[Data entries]

......

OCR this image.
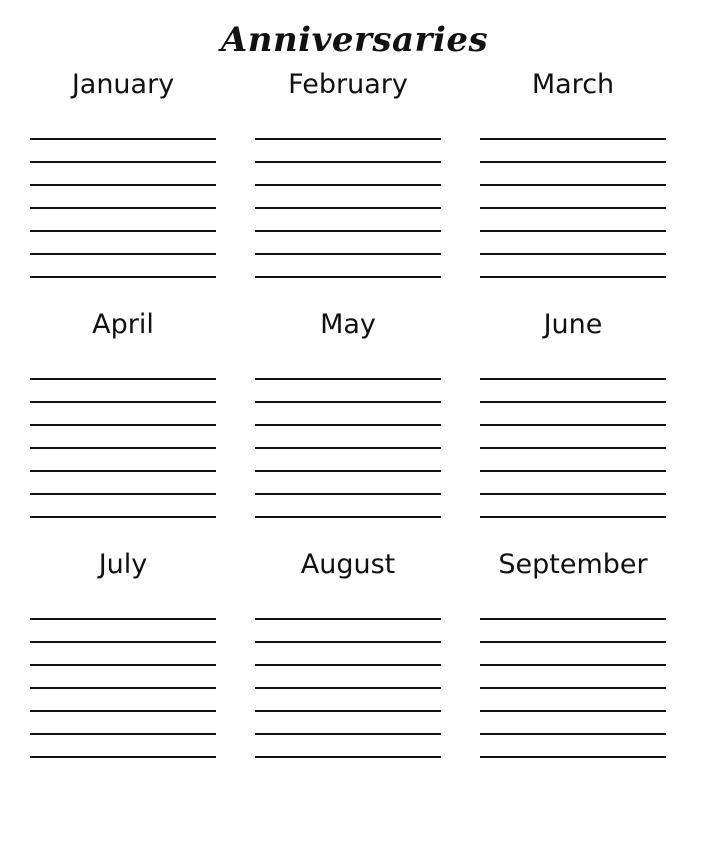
Anniversaries
January	February	March
April	May	June
July	August	September
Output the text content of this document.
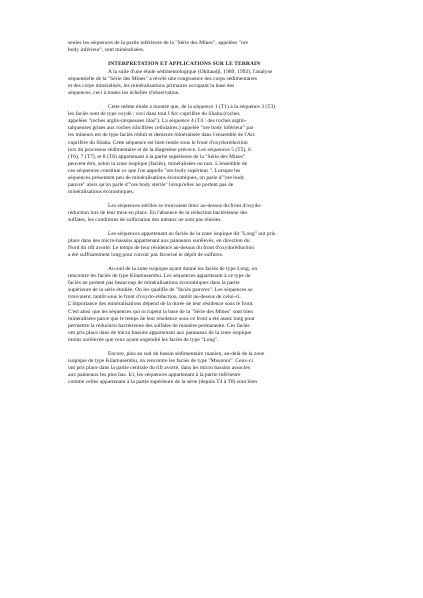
seules les séquences de la partie inférieure de la "Série des Mines", appelées "ore
body inférieur", sont minéralisées.
INTERPRETATION ET APPLICATIONS SUR LE TERRAIN
A la suite d'une étude sédimentologique (Okitaudji, 1989, 1992), l'analyse
séquentielle de la "Série des Mines" a révélé une congruence des corps sédimentaires
et des corps minéralisés, les minéralisations primaires occupant la base des
séquences, ceci à toutes les échelles d'observation.
Cette même étude a montré que, de la séquence 1 (T1) à la séquence 3 (T3)
les faciès sont de type oxydé ; ceci dans tout l'Arc cuprifère du Shaba (roches
appelées "roches argilo-talqueuses lilas"). La séquence 4 (T4 : des roches argilo-
talqueuses grises aux roches silicifiées cellulaires.) appelée "ore body inférieur" par
les mineurs est de type faciès réduit et demeure minéralisée dans l'ensemble de l'Arc
cuprifère du Shaba. Cette séquence est bien restée sous le front d'oxydoréduction
lors du processus sédimentaire et de la diagenèse précoce. Les séquences 5 (T5), 6
(T6), 7 (T7), et 8 (T8) appartenant à la partie supérieure de la "Série des Mines"
peuvent être, selon la zone isopique (faciès), minéralisées ou non. L'ensemble de
ces séquences constitue ce que l'on appelle "ore body supérieur ". Lorsque les
séquences présentent peu de minéralisations économiques, on parle d'"ore body
pauvre" alors qu'on parle d'"ore body stérile" lorsqu'elles ne portent pas de
minéralisations économiques.
Les séquences stériles se trouvaient donc au-dessus du front d'oxydo-
réduction lors de leur mise en place. En l'absence de la réduction bactérienne des
sulfates, les conditions de sulfuration des métaux ne sont pas réunies.
Les séquences appartenant au faciès de la zone isopique dit "Long" ont pris
place dans des micro-bassins appartenant aux panneaux surélevés, en direction du
Nord du rift avorté. Le temps de leur résidence au-dessus du front d'oxydoréduction
a été suffisamment long pour n'avoir pas favorisé le dépôt de sulfures.
Au sud de la zone isopique ayant donné les faciès de type Long, on
rencontre les faciès de type Kilamusembu. Les séquences appartenant à ce type de
faciès ne portent pas beaucoup de minéralisations économiques dans la partie
supérieure de la série étudiée. On les qualifie de "faciès pauvres". Les séquences se
trouvaient, tantôt sous le front d'oxydo-réduction, tantôt au-dessus de celui-ci.
L'importance des minéralisations dépend de la durée de leur résidence sous le front.
C'est ainsi que les séquences qui occupent la base de la "Série des Mines" sont bien
minéralisées parce que le temps de leur résidence sous ce front a été assez long pour
permettre la réduction bactérienne des sulfates de manière permanente. Ces faciès
ont pris place dans de micro bassins appartenant aux panneaux de la zone isopique
moins surélevée que ceux ayant engendré les faciès de type "Long".
Encore, plus au sud du bassin sédimentaire ruanien, au-delà de la zone
isopique de type Kilamusembu, on rencontre les faciès de type "Musonoi". Ceux-ci
ont pris place dans la partie centrale du rift avorté, dans les micro bassins associés
aux panneaux les plus bas. Ici, les séquences appartenant à la partie inférieure
comme celles appartenant à la partie supérieure de la série (depuis T4 à T8) sont bien
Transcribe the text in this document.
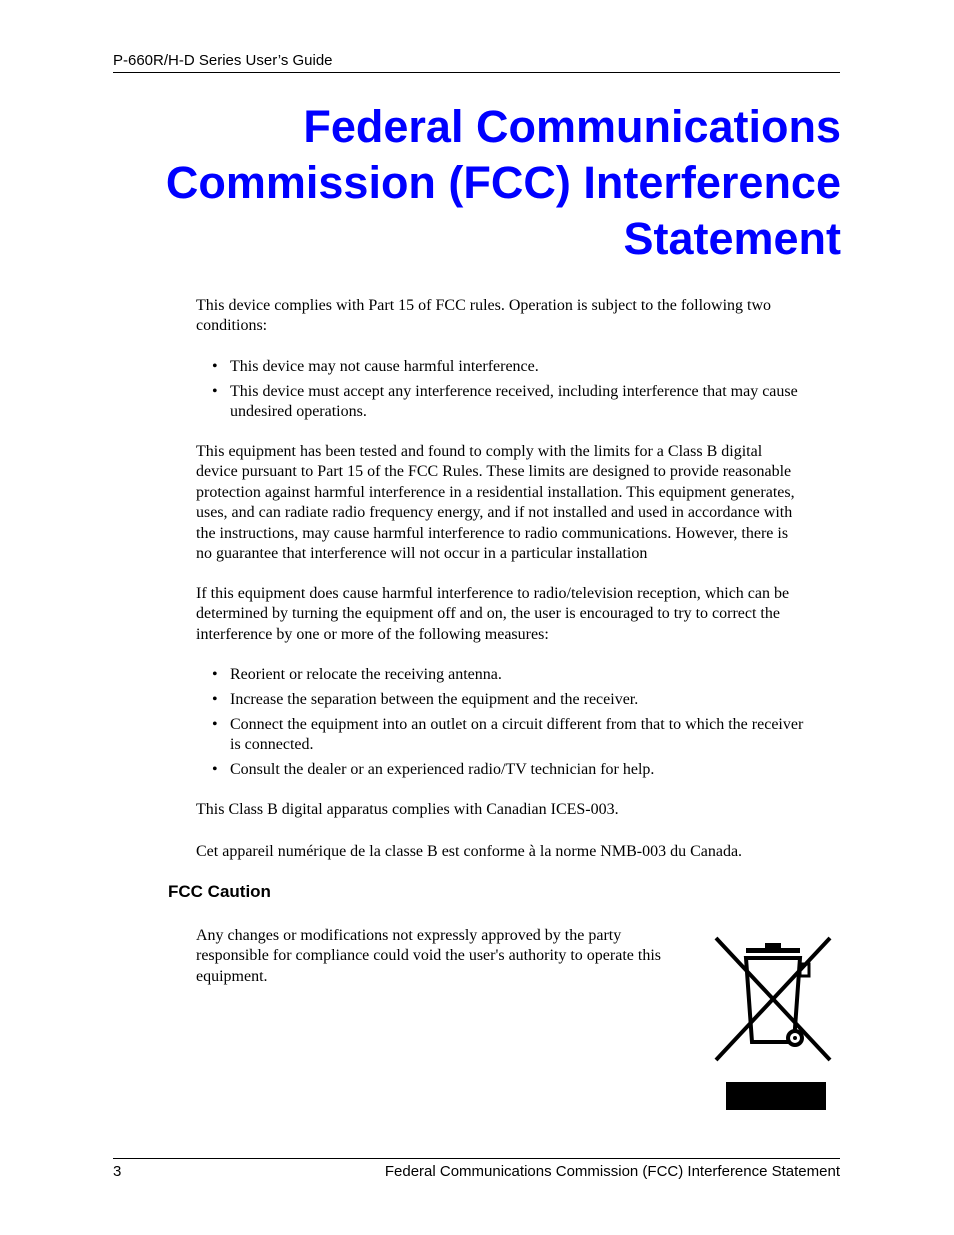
P-660R/H-D Series User’s Guide
Federal Communications
Commission (FCC) Interference
Statement
This device complies with Part 15 of FCC rules. Operation is subject to the following two
conditions:
• This device may not cause harmful interference.
• This device must accept any interference received, including interference that may cause
undesired operations.
This equipment has been tested and found to comply with the limits for a Class B digital
device pursuant to Part 15 of the FCC Rules. These limits are designed to provide reasonable
protection against harmful interference in a residential installation. This equipment generates,
uses, and can radiate radio frequency energy, and if not installed and used in accordance with
the instructions, may cause harmful interference to radio communications. However, there is
no guarantee that interference will not occur in a particular installation
If this equipment does cause harmful interference to radio/television reception, which can be
determined by turning the equipment off and on, the user is encouraged to try to correct the
interference by one or more of the following measures:
• Reorient or relocate the receiving antenna.
• Increase the separation between the equipment and the receiver.
• Connect the equipment into an outlet on a circuit different from that to which the receiver
is connected.
• Consult the dealer or an experienced radio/TV technician for help.
This Class B digital apparatus complies with Canadian ICES-003.
Cet appareil numérique de la classe B est conforme à la norme NMB-003 du Canada.
FCC Caution
Any changes or modifications not expressly approved by the party
responsible for compliance could void the user's authority to operate this
equipment.
3	Federal Communications Commission (FCC) Interference Statement
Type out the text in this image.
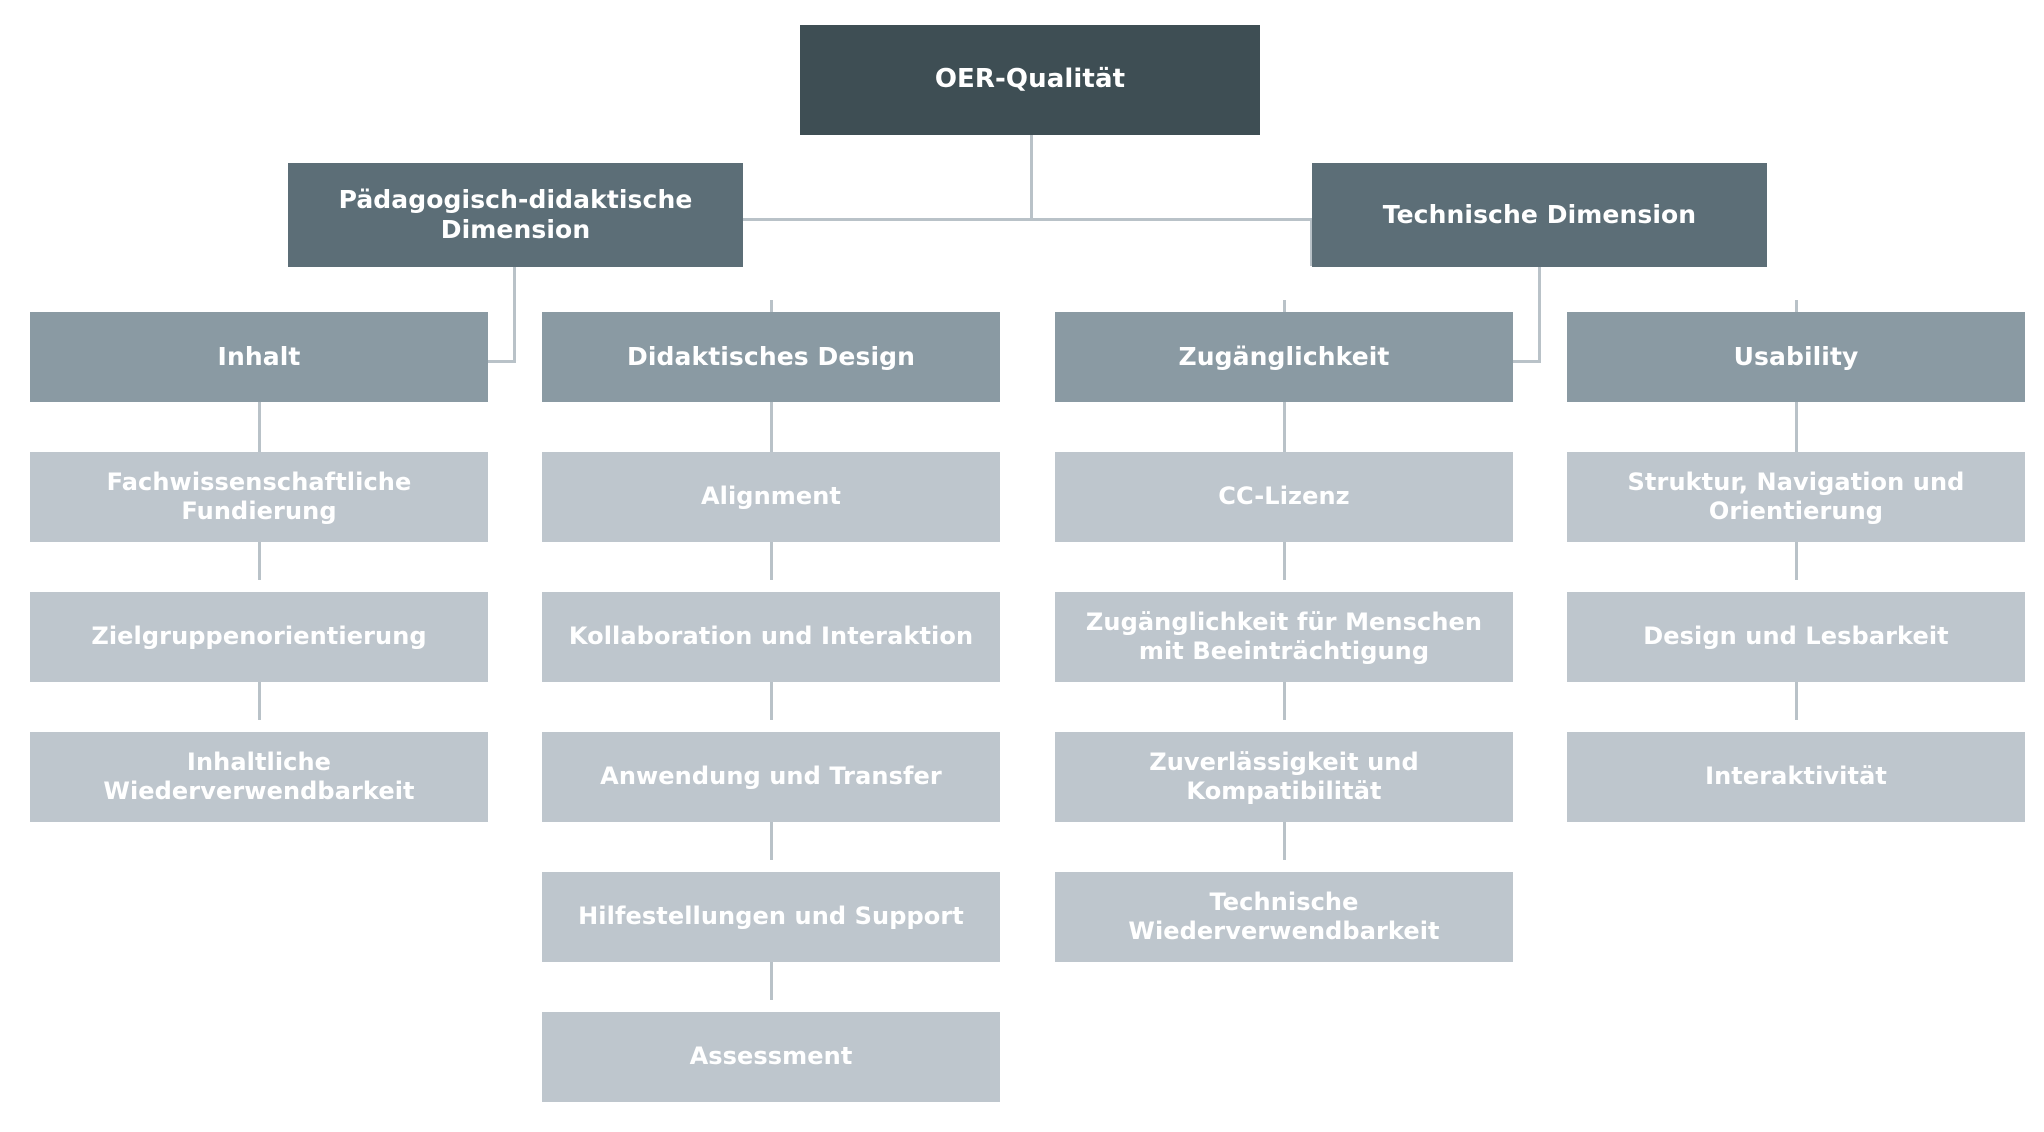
OER-Qualität
Pädagogisch-didaktische Dimension
Technische Dimension
Inhalt	Didaktisches Design	Zugänglichkeit	Usability
Fachwissenschaftliche Fundierung
Zielgruppenorientierung
Inhaltliche Wiederverwendbarkeit
Alignment
Kollaboration und Interaktion
Anwendung und Transfer
Hilfestellungen und Support
Assessment
CC-Lizenz
Zugänglichkeit für Menschen mit Beeinträchtigung
Zuverlässigkeit und Kompatibilität
Technische Wiederverwendbarkeit
Struktur, Navigation und Orientierung
Design und Lesbarkeit
Interaktivität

......

Your task =>
Reproduce the entries above word for word. Pictures stay out.

Finished exercise =>
OCR this image.
Anniversaries
January	February	March
April	May	June
July	August	September
Output the text content of this document.
seules les séquences de la partie inférieure de la "Série des Mines", appelées "ore
body inférieur", sont minéralisées.
INTERPRETATION ET APPLICATIONS SUR LE TERRAIN
A la suite d'une étude sédimentologique (Okitaudji, 1989, 1992), l'analyse
séquentielle de la "Série des Mines" a révélé une congruence des corps sédimentaires
et des corps minéralisés, les minéralisations primaires occupant la base des
séquences, ceci à toutes les échelles d'observation.
Cette même étude a montré que, de la séquence 1 (T1) à la séquence 3 (T3)
les faciès sont de type oxydé ; ceci dans tout l'Arc cuprifère du Shaba (roches
appelées "roches argilo-talqueuses lilas"). La séquence 4 (T4 : des roches argilo-
talqueuses grises aux roches silicifiées cellulaires.) appelée "ore body inférieur" par
les mineurs est de type faciès réduit et demeure minéralisée dans l'ensemble de l'Arc
cuprifère du Shaba. Cette séquence est bien restée sous le front d'oxydoréduction
lors du processus sédimentaire et de la diagenèse précoce. Les séquences 5 (T5), 6
(T6), 7 (T7), et 8 (T8) appartenant à la partie supérieure de la "Série des Mines"
peuvent être, selon la zone isopique (faciès), minéralisées ou non. L'ensemble de
ces séquences constitue ce que l'on appelle "ore body supérieur ". Lorsque les
séquences présentent peu de minéralisations économiques, on parle d'"ore body
pauvre" alors qu'on parle d'"ore body stérile" lorsqu'elles ne portent pas de
minéralisations économiques.
Les séquences stériles se trouvaient donc au-dessus du front d'oxydo-
réduction lors de leur mise en place. En l'absence de la réduction bactérienne des
sulfates, les conditions de sulfuration des métaux ne sont pas réunies.
Les séquences appartenant au faciès de la zone isopique dit "Long" ont pris
place dans des micro-bassins appartenant aux panneaux surélevés, en direction du
Nord du rift avorté. Le temps de leur résidence au-dessus du front d'oxydoréduction
a été suffisamment long pour n'avoir pas favorisé le dépôt de sulfures.
Au sud de la zone isopique ayant donné les faciès de type Long, on
rencontre les faciès de type Kilamusembu. Les séquences appartenant à ce type de
faciès ne portent pas beaucoup de minéralisations économiques dans la partie
supérieure de la série étudiée. On les qualifie de "faciès pauvres". Les séquences se
trouvaient, tantôt sous le front d'oxydo-réduction, tantôt au-dessus de celui-ci.
L'importance des minéralisations dépend de la durée de leur résidence sous le front.
C'est ainsi que les séquences qui occupent la base de la "Série des Mines" sont bien
minéralisées parce que le temps de leur résidence sous ce front a été assez long pour
permettre la réduction bactérienne des sulfates de manière permanente. Ces faciès
ont pris place dans de micro bassins appartenant aux panneaux de la zone isopique
moins surélevée que ceux ayant engendré les faciès de type "Long".
Encore, plus au sud du bassin sédimentaire ruanien, au-delà de la zone
isopique de type Kilamusembu, on rencontre les faciès de type "Musonoi". Ceux-ci
ont pris place dans la partie centrale du rift avorté, dans les micro bassins associés
aux panneaux les plus bas. Ici, les séquences appartenant à la partie inférieure
comme celles appartenant à la partie supérieure de la série (depuis T4 à T8) sont bien
Transcribe the text in this document.
P-660R/H-D Series User’s Guide
Federal Communications
Commission (FCC) Interference
Statement
This device complies with Part 15 of FCC rules. Operation is subject to the following two
conditions:
• This device may not cause harmful interference.
• This device must accept any interference received, including interference that may cause
undesired operations.
This equipment has been tested and found to comply with the limits for a Class B digital
device pursuant to Part 15 of the FCC Rules. These limits are designed to provide reasonable
protection against harmful interference in a residential installation. This equipment generates,
uses, and can radiate radio frequency energy, and if not installed and used in accordance with
the instructions, may cause harmful interference to radio communications. However, there is
no guarantee that interference will not occur in a particular installation
If this equipment does cause harmful interference to radio/television reception, which can be
determined by turning the equipment off and on, the user is encouraged to try to correct the
interference by one or more of the following measures:
• Reorient or relocate the receiving antenna.
• Increase the separation between the equipment and the receiver.
• Connect the equipment into an outlet on a circuit different from that to which the receiver
is connected.
• Consult the dealer or an experienced radio/TV technician for help.
This Class B digital apparatus complies with Canadian ICES-003.
Cet appareil numérique de la classe B est conforme à la norme NMB-003 du Canada.
FCC Caution
Any changes or modifications not expressly approved by the party
responsible for compliance could void the user's authority to operate this
equipment.
3	Federal Communications Commission (FCC) Interference Statement
Type out the text in this image.
OER-Qualität
Pädagogisch-didaktische Dimension
Technische Dimension
Inhalt	Didaktisches Design	Zugänglichkeit	Usability
Fachwissenschaftliche Fundierung
Zielgruppenorientierung
Inhaltliche Wiederverwendbarkeit
Alignment
Kollaboration und Interaktion
Anwendung und Transfer
Hilfestellungen und Support
Assessment
CC-Lizenz
Zugänglichkeit für Menschen mit Beeinträchtigung
Zuverlässigkeit und Kompatibilität
Technische Wiederverwendbarkeit
Struktur, Navigation und Orientierung
Design und Lesbarkeit
Interaktivität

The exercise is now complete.